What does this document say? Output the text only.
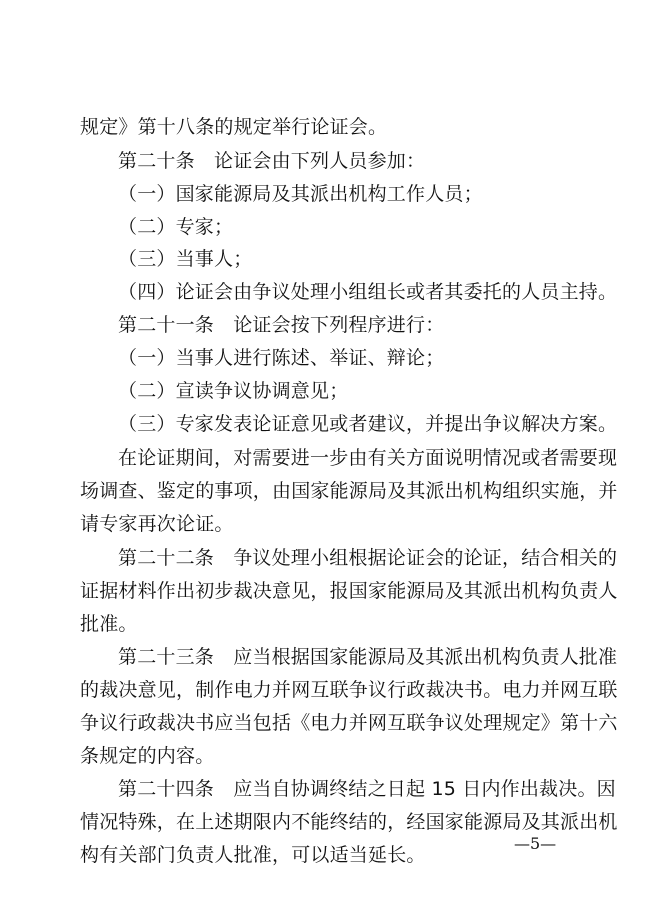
规定》第十八条的规定举行论证会。
第二十条　论证会由下列人员参加：
（一）国家能源局及其派出机构工作人员；
（二）专家；
（三）当事人；
（四）论证会由争议处理小组组长或者其委托的人员主持。
第二十一条　论证会按下列程序进行：
（一）当事人进行陈述、举证、辩论；
（二）宣读争议协调意见；
（三）专家发表论证意见或者建议，并提出争议解决方案。
在论证期间，对需要进一步由有关方面说明情况或者需要现
场调查、鉴定的事项，由国家能源局及其派出机构组织实施，并
请专家再次论证。
第二十二条　争议处理小组根据论证会的论证，结合相关的
证据材料作出初步裁决意见，报国家能源局及其派出机构负责人
批准。
第二十三条　应当根据国家能源局及其派出机构负责人批准
的裁决意见，制作电力并网互联争议行政裁决书。电力并网互联
争议行政裁决书应当包括《电力并网互联争议处理规定》第十六
条规定的内容。
第二十四条　应当自协调终结之日起 15 日内作出裁决。因
情况特殊，在上述期限内不能终结的，经国家能源局及其派出机
构有关部门负责人批准，可以适当延长。
—5—
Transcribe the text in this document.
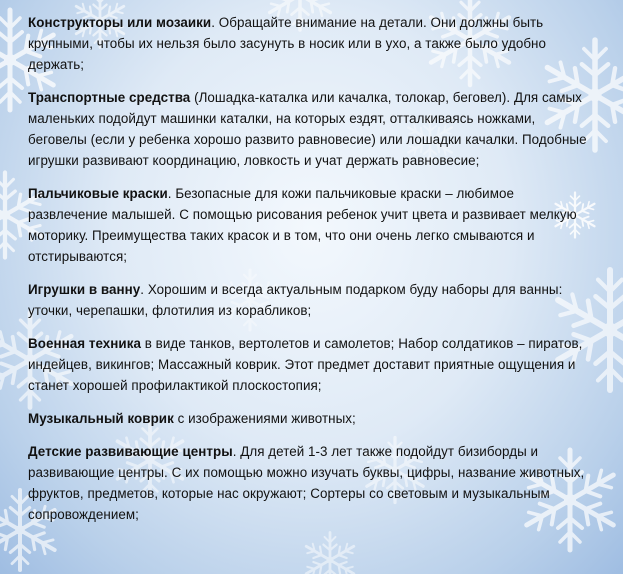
Конструкторы или мозаики. Обращайте внимание на детали. Они должны быть крупными, чтобы их нельзя было засунуть в носик или в ухо, а также было удобно держать;

Транспортные средства (Лошадка-каталка или качалка, толокар, беговел). Для самых маленьких подойдут машинки каталки, на которых ездят, отталкиваясь ножками, беговелы (если у ребенка хорошо развито равновесие) или лошадки качалки. Подобные игрушки развивают координацию, ловкость и учат держать равновесие;

Пальчиковые краски. Безопасные для кожи пальчиковые краски – любимое развлечение малышей. С помощью рисования ребенок учит цвета и развивает мелкую моторику. Преимущества таких красок и в том, что они очень легко смываются и отстирываются;

Игрушки в ванну. Хорошим и всегда актуальным подарком буду наборы для ванны: уточки, черепашки, флотилия из корабликов;

Военная техника в виде танков, вертолетов и самолетов; Набор солдатиков – пиратов, индейцев, викингов; Массажный коврик. Этот предмет доставит приятные ощущения и станет хорошей профилактикой плоскостопия;

Музыкальный коврик с изображениями животных;

Детские развивающие центры. Для детей 1-3 лет также подойдут бизиборды и развивающие центры. С их помощью можно изучать буквы, цифры, название животных, фруктов, предметов, которые нас окружают; Сортеры со световым и музыкальным сопровождением;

=====

**STATED GOAL:** Make an exact copy of the listing above. Do not include the pictures.

**EXERCISE OUTPUT:**
What does this document say? Output the text only.
规定》第十八条的规定举行论证会。
第二十条　论证会由下列人员参加：
（一）国家能源局及其派出机构工作人员；
（二）专家；
（三）当事人；
（四）论证会由争议处理小组组长或者其委托的人员主持。
第二十一条　论证会按下列程序进行：
（一）当事人进行陈述、举证、辩论；
（二）宣读争议协调意见；
（三）专家发表论证意见或者建议，并提出争议解决方案。
在论证期间，对需要进一步由有关方面说明情况或者需要现
场调查、鉴定的事项，由国家能源局及其派出机构组织实施，并
请专家再次论证。
第二十二条　争议处理小组根据论证会的论证，结合相关的
证据材料作出初步裁决意见，报国家能源局及其派出机构负责人
批准。
第二十三条　应当根据国家能源局及其派出机构负责人批准
的裁决意见，制作电力并网互联争议行政裁决书。电力并网互联
争议行政裁决书应当包括《电力并网互联争议处理规定》第十六
条规定的内容。
第二十四条　应当自协调终结之日起 15 日内作出裁决。因
情况特殊，在上述期限内不能终结的，经国家能源局及其派出机
构有关部门负责人批准，可以适当延长。
—5—
Transcribe the text in this document.
Конструкторы или мозаики. Обращайте внимание на детали. Они должны быть крупными, чтобы их нельзя было засунуть в носик или в ухо, а также было удобно держать;

Транспортные средства (Лошадка-каталка или качалка, толокар, беговел). Для самых маленьких подойдут машинки каталки, на которых ездят, отталкиваясь ножками, беговелы (если у ребенка хорошо развито равновесие) или лошадки качалки. Подобные игрушки развивают координацию, ловкость и учат держать равновесие;

Пальчиковые краски. Безопасные для кожи пальчиковые краски – любимое развлечение малышей. С помощью рисования ребенок учит цвета и развивает мелкую моторику. Преимущества таких красок и в том, что они очень легко смываются и отстирываются;

Игрушки в ванну. Хорошим и всегда актуальным подарком буду наборы для ванны: уточки, черепашки, флотилия из корабликов;

Военная техника в виде танков, вертолетов и самолетов; Набор солдатиков – пиратов, индейцев, викингов; Массажный коврик. Этот предмет доставит приятные ощущения и станет хорошей профилактикой плоскостопия;

Музыкальный коврик с изображениями животных;

Детские развивающие центры. Для детей 1-3 лет также подойдут бизиборды и развивающие центры. С их помощью можно изучать буквы, цифры, название животных, фруктов, предметов, которые нас окружают; Сортеры со световым и музыкальным сопровождением;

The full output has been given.